* [PROBLEM REQUIREMENTS]: Some lines of these records may hold the word "الاغتسال"; state how many, using only the number.

Dataset entries
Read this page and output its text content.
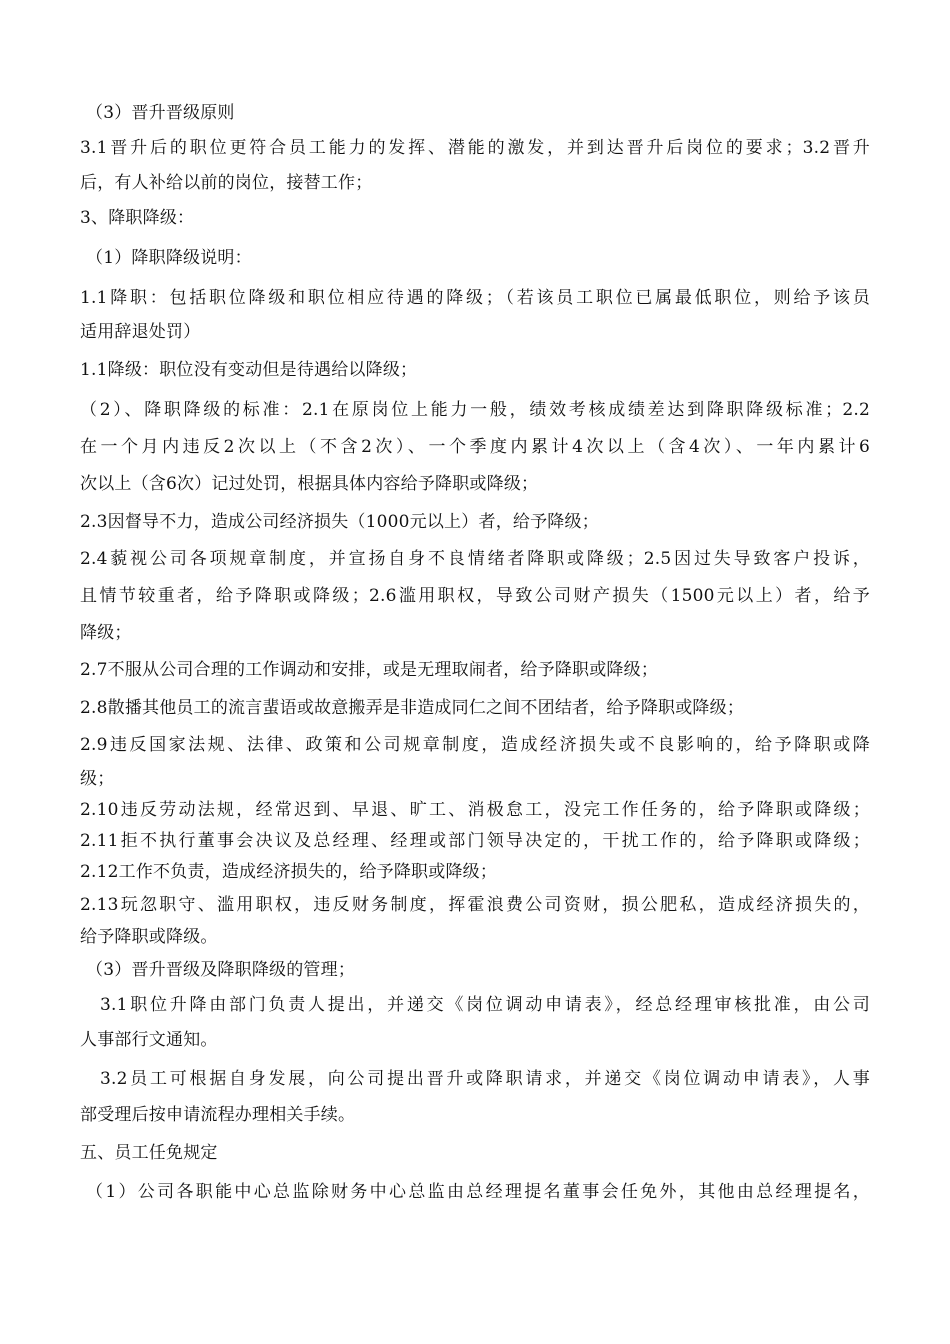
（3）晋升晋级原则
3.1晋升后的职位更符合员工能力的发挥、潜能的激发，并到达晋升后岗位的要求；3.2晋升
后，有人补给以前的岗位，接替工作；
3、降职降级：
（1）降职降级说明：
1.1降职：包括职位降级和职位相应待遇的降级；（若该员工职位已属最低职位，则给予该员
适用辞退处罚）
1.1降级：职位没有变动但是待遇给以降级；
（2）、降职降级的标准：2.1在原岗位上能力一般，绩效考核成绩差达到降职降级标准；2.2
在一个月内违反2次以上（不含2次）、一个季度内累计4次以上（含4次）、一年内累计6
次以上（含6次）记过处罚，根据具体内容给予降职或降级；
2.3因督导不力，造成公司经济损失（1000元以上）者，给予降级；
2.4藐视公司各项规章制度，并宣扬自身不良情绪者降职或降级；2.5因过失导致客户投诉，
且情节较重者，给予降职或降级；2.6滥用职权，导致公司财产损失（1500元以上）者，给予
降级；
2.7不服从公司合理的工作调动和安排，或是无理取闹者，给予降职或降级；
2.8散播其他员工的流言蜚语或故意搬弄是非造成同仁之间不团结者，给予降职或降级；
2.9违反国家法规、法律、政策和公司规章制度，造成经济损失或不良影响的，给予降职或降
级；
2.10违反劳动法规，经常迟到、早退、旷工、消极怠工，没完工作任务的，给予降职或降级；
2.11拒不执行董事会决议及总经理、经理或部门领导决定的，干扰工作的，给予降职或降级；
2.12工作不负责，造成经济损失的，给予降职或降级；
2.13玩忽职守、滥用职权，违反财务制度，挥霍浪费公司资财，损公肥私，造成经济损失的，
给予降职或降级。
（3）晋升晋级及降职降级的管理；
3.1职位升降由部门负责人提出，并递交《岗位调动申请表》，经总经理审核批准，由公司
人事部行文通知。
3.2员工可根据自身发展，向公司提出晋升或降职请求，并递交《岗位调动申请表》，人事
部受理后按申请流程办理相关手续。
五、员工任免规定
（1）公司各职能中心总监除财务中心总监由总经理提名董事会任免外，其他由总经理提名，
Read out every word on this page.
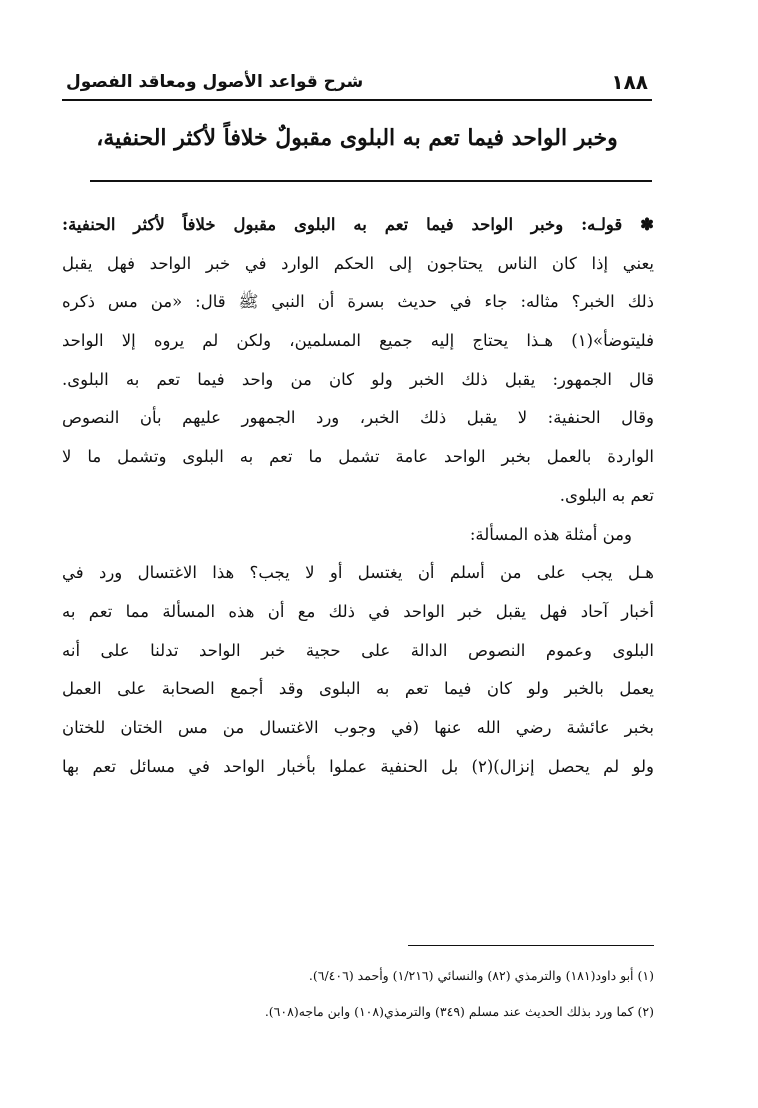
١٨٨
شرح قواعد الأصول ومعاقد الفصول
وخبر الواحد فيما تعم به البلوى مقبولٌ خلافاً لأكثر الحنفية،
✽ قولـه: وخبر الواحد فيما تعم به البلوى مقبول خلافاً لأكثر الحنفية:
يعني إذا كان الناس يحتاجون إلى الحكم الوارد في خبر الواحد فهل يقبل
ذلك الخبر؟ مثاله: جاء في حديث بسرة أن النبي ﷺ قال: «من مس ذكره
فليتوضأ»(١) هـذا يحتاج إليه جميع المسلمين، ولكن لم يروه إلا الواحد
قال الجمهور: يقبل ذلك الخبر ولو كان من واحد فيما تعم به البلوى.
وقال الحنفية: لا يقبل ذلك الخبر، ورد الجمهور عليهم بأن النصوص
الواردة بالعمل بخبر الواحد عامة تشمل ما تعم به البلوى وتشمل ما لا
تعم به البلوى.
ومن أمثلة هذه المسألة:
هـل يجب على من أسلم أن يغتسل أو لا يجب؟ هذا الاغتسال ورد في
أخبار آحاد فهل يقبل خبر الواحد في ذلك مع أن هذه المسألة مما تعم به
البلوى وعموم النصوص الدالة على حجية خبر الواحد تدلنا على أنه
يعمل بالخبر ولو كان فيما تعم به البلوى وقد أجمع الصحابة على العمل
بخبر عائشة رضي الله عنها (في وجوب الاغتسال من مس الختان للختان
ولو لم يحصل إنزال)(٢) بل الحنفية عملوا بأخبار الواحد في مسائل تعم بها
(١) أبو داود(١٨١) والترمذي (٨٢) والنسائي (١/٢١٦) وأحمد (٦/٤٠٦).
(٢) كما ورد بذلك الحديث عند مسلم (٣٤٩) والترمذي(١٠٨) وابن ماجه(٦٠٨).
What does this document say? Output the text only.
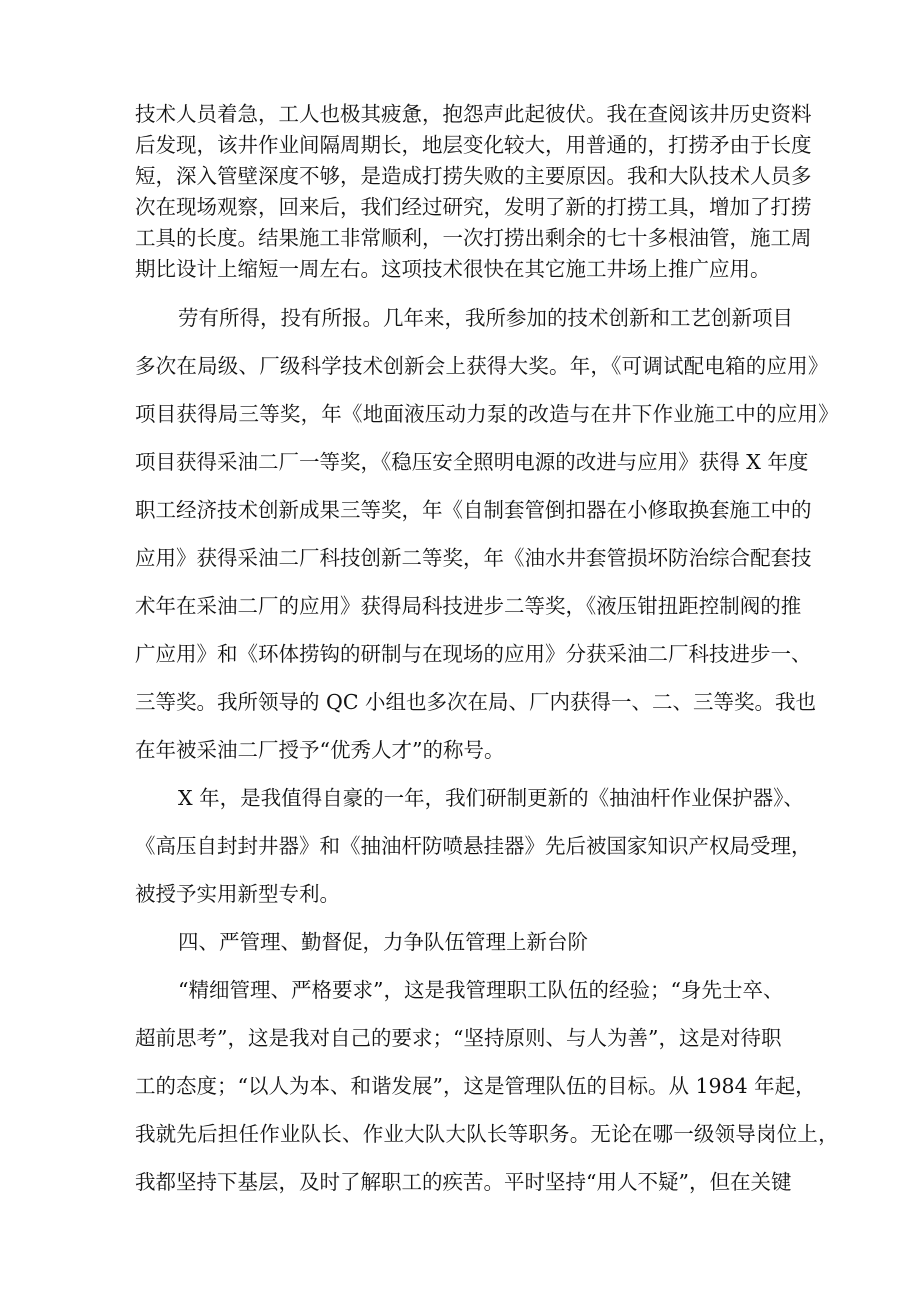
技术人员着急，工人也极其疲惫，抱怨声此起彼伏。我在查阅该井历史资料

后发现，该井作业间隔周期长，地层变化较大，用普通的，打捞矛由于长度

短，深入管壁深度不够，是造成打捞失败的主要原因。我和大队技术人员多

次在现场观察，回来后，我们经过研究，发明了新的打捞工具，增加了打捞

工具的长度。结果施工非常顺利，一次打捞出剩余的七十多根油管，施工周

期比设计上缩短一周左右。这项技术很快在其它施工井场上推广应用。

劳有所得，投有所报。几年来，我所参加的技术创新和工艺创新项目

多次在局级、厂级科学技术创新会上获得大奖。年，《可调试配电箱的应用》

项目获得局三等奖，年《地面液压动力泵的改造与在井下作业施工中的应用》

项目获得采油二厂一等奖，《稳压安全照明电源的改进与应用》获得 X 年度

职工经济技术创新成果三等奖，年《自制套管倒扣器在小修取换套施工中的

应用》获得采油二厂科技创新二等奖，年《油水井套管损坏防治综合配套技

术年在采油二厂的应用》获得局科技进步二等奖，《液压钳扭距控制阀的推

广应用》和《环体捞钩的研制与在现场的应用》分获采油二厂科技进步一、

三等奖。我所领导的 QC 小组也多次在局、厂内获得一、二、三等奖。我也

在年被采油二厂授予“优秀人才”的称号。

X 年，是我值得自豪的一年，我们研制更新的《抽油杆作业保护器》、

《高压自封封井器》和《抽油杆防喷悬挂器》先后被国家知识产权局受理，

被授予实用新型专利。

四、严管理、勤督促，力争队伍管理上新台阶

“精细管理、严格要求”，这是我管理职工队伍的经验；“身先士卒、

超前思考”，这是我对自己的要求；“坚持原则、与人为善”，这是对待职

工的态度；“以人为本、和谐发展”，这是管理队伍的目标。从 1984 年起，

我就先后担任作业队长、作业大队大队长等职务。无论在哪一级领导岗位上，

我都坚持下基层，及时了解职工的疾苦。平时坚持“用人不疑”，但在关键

* [TASK RESULT]: 2